----- Dataset content -----

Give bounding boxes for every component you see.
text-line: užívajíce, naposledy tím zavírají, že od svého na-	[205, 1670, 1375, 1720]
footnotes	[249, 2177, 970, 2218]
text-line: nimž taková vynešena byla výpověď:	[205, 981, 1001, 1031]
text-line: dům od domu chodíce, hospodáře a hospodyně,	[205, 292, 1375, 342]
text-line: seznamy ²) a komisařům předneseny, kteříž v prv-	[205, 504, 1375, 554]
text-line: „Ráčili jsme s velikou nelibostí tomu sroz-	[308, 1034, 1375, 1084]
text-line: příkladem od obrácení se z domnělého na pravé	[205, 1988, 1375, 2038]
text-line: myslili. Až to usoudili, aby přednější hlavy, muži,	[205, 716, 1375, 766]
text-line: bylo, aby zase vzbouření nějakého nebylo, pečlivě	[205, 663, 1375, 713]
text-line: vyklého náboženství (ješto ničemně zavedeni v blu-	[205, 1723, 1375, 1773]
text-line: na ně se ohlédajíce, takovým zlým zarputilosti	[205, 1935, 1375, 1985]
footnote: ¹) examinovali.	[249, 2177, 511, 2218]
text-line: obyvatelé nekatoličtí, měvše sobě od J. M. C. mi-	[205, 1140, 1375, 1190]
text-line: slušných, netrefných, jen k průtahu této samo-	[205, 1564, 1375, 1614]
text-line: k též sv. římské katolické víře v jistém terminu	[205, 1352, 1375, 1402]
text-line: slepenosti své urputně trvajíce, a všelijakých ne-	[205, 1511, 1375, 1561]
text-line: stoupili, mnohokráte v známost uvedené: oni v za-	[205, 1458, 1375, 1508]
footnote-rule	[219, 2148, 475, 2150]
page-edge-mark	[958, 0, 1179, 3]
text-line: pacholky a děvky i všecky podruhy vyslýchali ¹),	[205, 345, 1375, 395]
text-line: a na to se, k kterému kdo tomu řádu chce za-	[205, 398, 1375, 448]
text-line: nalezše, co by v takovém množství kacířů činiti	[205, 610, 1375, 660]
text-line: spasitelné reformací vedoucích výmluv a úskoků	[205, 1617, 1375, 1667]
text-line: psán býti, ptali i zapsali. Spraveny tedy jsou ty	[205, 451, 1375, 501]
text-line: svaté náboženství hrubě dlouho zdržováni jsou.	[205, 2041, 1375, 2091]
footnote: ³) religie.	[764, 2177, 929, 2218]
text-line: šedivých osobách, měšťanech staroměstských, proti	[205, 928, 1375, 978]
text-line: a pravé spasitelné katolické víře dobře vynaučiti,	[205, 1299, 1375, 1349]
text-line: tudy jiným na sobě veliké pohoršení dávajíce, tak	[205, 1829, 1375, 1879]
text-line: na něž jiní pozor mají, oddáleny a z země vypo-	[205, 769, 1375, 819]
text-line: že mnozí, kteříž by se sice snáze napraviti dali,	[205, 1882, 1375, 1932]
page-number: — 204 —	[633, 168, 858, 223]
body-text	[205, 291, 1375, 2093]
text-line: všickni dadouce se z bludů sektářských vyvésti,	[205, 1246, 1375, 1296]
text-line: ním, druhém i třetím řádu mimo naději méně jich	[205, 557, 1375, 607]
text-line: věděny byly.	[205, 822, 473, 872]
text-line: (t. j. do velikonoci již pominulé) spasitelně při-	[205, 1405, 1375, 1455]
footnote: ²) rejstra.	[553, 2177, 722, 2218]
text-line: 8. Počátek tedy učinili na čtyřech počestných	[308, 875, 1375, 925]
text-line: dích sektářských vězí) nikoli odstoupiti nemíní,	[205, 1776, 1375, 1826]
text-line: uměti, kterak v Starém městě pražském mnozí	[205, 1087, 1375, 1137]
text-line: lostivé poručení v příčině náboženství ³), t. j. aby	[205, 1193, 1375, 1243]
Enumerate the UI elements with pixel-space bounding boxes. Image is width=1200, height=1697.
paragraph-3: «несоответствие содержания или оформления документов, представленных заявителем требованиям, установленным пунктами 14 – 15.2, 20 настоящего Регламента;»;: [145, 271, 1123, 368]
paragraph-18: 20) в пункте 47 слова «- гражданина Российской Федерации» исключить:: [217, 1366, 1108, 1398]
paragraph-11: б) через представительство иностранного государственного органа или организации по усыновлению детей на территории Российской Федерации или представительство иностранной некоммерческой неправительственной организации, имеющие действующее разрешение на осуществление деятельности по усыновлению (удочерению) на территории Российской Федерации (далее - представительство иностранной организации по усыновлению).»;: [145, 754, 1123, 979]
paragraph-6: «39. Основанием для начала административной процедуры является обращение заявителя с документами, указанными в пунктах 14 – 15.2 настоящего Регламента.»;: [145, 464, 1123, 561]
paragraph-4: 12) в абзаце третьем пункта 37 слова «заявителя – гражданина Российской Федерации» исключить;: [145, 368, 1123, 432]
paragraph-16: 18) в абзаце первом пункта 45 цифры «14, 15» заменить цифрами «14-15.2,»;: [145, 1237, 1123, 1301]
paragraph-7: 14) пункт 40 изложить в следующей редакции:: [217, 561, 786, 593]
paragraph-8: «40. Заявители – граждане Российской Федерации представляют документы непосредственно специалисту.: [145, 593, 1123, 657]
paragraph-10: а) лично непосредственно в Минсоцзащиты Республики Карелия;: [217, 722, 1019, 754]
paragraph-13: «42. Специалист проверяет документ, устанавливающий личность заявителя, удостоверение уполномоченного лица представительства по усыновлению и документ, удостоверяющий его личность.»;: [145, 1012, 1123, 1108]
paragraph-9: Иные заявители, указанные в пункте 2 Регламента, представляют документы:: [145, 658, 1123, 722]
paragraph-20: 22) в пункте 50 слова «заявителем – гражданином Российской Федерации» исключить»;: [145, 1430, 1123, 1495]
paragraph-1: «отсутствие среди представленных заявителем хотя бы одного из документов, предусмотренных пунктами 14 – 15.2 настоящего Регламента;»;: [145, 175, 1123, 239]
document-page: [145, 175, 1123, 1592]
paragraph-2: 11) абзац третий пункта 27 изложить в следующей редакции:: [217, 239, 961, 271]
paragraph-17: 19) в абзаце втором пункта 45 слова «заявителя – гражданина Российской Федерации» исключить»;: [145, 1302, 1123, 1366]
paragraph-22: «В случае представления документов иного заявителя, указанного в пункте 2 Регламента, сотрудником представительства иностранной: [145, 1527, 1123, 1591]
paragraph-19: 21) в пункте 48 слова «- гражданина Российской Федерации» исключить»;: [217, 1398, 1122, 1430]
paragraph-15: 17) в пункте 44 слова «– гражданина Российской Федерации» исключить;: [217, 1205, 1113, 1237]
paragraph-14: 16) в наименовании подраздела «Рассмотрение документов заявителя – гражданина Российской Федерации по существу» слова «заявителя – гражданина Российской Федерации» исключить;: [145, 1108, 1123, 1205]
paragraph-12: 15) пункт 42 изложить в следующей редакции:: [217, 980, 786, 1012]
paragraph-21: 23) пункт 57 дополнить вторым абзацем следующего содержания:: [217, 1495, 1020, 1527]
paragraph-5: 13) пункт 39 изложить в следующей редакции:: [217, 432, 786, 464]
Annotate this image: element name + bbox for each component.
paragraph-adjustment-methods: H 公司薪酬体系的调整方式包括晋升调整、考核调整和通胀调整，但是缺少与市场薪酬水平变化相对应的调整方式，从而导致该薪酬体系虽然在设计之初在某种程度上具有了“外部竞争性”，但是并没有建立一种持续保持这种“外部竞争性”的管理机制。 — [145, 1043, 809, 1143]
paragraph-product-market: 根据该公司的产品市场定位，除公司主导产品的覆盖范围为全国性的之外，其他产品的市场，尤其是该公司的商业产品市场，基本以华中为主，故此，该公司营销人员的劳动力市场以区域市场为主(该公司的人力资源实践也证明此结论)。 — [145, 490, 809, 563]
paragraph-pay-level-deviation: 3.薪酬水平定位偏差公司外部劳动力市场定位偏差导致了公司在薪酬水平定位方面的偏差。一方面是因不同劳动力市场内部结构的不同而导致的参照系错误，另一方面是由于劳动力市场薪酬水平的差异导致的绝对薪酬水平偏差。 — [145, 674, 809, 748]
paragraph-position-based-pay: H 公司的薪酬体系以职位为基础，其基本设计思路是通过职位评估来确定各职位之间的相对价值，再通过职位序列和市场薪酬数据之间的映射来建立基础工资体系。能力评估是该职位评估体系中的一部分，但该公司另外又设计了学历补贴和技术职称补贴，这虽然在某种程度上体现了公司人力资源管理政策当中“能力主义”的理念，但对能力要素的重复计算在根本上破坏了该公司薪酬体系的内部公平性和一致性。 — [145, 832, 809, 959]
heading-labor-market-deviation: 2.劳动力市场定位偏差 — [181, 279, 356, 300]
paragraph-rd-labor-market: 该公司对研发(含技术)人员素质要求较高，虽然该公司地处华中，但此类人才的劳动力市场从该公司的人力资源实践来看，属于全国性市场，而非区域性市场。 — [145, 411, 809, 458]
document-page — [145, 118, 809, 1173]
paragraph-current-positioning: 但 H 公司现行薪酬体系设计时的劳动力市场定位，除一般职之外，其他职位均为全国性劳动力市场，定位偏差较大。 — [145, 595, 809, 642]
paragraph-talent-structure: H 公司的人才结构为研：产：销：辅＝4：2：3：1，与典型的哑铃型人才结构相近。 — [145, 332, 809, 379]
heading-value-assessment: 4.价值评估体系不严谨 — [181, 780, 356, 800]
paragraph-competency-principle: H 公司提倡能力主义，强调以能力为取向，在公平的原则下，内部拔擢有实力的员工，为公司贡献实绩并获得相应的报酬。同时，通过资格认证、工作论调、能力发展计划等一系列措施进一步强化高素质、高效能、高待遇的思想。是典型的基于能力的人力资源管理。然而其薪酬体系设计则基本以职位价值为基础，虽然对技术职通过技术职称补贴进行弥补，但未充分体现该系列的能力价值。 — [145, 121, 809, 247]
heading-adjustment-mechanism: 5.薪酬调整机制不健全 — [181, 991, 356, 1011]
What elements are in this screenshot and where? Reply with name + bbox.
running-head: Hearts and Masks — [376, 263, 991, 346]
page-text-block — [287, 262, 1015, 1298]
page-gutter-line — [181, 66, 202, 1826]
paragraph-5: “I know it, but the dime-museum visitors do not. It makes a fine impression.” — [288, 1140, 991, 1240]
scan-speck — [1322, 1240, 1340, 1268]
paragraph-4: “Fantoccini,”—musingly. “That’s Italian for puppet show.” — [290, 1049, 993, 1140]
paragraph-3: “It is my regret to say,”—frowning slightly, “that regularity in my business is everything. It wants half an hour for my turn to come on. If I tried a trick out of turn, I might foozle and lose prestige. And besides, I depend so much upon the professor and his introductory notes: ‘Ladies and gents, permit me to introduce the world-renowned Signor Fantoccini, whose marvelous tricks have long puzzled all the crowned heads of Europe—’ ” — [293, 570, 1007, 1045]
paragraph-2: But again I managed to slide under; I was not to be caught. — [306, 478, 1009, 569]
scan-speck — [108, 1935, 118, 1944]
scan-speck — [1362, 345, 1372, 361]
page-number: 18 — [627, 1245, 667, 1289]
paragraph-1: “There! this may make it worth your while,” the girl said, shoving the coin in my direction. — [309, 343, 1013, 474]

-----

Your goal
Output as a JSON array of strings every row from the first one through the row containing "text-line: k též", inclusive, one string per row and no blank entries.

Solution to the exercise
[
  "Give bounding boxes for every component you see.",
  "text-line: užívajíce, naposledy tím zavírají, že od svého na-\t[205, 1670, 1375, 1720]",
  "footnotes\t[249, 2177, 970, 2218]",
  "text-line: nimž taková vynešena byla výpověď:\t[205, 981, 1001, 1031]",
  "text-line: dům od domu chodíce, hospodáře a hospodyně,\t[205, 292, 1375, 342]",
  "text-line: seznamy ²) a komisařům předneseny, kteříž v prv-\t[205, 504, 1375, 554]",
  "text-line: „Ráčili jsme s velikou nelibostí tomu sroz-\t[308, 1034, 1375, 1084]",
  "text-line: příkladem od obrácení se z domnělého na pravé\t[205, 1988, 1375, 2038]",
  "text-line: myslili. Až to usoudili, aby přednější hlavy, muži,\t[205, 716, 1375, 766]",
  "text-line: bylo, aby zase vzbouření nějakého nebylo, pečlivě\t[205, 663, 1375, 713]",
  "text-line: vyklého náboženství (ješto ničemně zavedeni v blu-\t[205, 1723, 1375, 1773]",
  "text-line: na ně se ohlédajíce, takovým zlým zarputilosti\t[205, 1935, 1375, 1985]",
  "footnote: ¹) examinovali.\t[249, 2177, 511, 2218]",
  "text-line: obyvatelé nekatoličtí, měvše sobě od J. M. C. mi-\t[205, 1140, 1375, 1190]",
  "text-line: slušných, netrefných, jen k průtahu této samo-\t[205, 1564, 1375, 1614]",
  "text-line: k též sv. římské katolické víře v jistém terminu\t[205, 1352, 1375, 1402]"
]